## Objective
Your task is to restate the data word for word.

-- Begin --

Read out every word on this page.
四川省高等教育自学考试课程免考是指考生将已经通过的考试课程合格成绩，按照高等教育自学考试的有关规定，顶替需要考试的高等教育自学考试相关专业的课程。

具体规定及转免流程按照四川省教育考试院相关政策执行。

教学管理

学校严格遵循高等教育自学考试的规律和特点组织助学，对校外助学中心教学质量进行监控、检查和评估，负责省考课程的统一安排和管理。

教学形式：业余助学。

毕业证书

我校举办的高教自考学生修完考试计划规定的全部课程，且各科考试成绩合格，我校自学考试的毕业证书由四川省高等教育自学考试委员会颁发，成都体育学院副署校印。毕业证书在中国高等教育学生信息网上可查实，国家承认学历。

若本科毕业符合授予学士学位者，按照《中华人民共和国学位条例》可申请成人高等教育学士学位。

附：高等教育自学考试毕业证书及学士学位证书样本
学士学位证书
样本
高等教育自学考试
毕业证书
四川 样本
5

-- End --

## Exercise solution
Read out every word on this page.
四川省高等教育自学考试课程免考是指考生将已经通过的考试课程合格成绩，按照高等教育自学考试的有关规定，顶替需要考试的高等教育自学考试相关专业的课程。

具体规定及转免流程按照四川省教育考试院相关政策执行。

教学管理

学校严格遵循高等教育自学考试的规律和特点组织助学，对校外助学中心教学质量进行监控、检查和评估，负责省考课程的统一安排和管理。

教学形式：业余助学。

毕业证书

我校举办的高教自考学生修完考试计划规定的全部课程，且各科考试成绩合格，我校自学考试的毕业证书由四川省高等教育自学考试委员会颁发，成都体育学院副署校印。毕业证书在中国高等教育学生信息网上可查实，国家承认学历。

若本科毕业符合授予学士学位者，按照《中华人民共和国学位条例》可申请成人高等教育学士学位。

附：高等教育自学考试毕业证书及学士学位证书样本
学士学位证书
样本
高等教育自学考试
毕业证书
四川 样本
5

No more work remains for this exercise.